• [AIM]:
Consider the records below. How many of their lines include the word "PTTK"? State the number and nothing else.
=== RECORDED DATA ===
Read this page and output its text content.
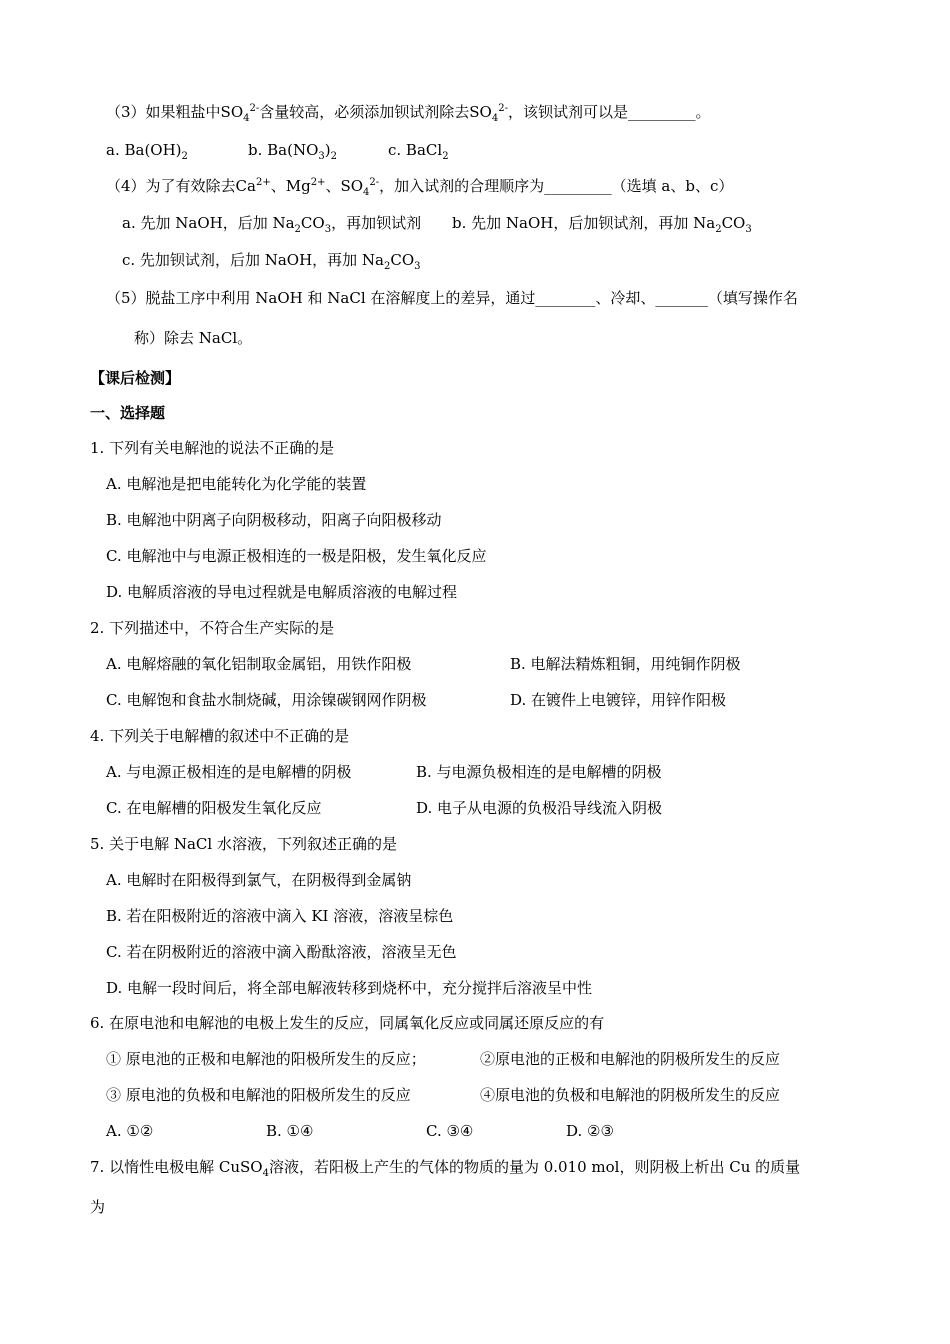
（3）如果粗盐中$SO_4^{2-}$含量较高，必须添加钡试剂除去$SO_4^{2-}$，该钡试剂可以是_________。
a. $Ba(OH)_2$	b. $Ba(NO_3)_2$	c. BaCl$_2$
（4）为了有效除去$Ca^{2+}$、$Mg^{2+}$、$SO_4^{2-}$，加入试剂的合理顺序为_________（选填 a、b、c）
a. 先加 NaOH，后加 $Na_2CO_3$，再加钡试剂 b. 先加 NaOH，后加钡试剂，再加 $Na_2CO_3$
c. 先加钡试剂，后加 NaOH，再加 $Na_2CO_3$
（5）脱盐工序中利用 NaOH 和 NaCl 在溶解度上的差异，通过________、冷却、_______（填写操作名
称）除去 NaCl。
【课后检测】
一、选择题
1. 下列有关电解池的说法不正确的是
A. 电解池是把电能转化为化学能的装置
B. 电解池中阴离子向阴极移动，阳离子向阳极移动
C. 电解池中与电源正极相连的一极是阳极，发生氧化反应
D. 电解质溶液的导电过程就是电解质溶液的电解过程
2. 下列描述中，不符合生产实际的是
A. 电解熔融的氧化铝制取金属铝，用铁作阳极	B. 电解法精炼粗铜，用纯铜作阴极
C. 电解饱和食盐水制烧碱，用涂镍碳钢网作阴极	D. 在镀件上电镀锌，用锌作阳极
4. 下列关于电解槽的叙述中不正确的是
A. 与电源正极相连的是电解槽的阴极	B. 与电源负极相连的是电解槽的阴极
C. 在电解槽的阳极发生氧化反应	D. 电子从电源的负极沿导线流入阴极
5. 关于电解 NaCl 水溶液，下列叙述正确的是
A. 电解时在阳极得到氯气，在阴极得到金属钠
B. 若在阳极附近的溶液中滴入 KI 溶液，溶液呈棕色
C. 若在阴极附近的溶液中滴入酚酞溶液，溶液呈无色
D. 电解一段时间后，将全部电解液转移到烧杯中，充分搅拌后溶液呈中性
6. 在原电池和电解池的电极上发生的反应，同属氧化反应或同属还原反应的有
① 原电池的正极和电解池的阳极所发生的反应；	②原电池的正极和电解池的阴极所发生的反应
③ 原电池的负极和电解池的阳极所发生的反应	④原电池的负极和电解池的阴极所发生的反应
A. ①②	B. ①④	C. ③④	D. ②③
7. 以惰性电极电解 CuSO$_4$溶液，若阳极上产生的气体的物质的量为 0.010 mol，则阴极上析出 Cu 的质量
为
===
=== RECORDED DATA ===
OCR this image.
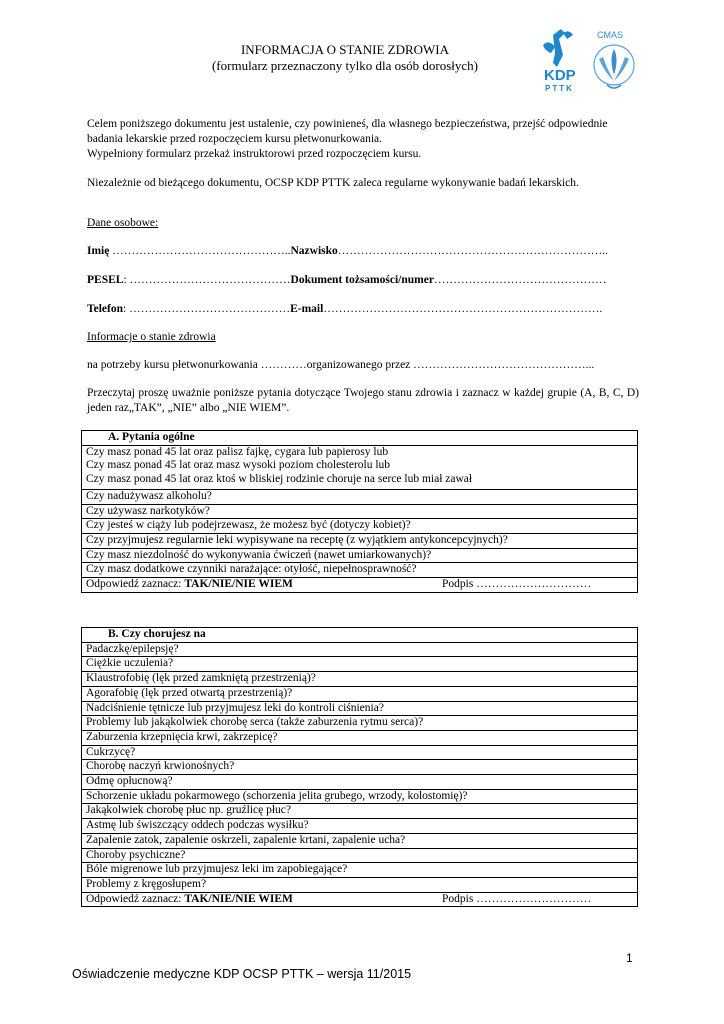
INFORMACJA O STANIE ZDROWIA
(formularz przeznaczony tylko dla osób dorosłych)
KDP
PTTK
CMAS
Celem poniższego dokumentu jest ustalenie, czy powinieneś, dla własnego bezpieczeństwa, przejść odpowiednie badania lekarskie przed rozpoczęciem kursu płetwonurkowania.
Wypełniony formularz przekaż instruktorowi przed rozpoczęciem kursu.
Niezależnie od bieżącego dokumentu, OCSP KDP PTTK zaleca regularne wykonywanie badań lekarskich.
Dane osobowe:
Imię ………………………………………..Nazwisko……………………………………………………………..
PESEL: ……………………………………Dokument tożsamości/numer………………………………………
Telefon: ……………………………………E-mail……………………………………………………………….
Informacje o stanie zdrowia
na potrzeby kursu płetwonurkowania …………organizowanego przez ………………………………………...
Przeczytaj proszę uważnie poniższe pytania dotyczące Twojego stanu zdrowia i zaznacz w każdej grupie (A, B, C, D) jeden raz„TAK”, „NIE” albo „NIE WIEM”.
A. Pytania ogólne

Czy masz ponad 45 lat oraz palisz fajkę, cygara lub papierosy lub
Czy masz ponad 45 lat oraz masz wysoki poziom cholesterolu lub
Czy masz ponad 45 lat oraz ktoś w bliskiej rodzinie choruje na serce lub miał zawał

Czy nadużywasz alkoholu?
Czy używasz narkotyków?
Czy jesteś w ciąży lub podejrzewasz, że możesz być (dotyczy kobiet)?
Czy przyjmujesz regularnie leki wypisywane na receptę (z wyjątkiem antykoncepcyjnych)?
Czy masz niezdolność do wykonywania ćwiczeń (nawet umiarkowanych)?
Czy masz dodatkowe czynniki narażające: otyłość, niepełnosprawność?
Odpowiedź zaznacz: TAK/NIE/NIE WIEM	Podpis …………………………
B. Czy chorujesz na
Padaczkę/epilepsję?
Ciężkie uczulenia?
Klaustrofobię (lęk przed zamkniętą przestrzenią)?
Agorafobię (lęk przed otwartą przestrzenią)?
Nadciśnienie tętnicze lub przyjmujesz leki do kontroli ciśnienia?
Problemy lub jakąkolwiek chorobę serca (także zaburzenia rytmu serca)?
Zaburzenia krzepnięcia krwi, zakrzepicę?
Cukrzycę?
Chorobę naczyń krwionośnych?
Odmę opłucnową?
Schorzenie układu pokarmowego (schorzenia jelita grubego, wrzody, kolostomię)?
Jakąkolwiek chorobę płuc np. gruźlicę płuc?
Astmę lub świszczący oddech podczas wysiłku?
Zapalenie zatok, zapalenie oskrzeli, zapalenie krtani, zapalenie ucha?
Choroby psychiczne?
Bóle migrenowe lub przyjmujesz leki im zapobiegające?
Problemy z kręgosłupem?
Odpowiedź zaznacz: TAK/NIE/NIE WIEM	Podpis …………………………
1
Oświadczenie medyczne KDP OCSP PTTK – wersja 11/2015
===
• [EXERCISE OUTPUT]:
3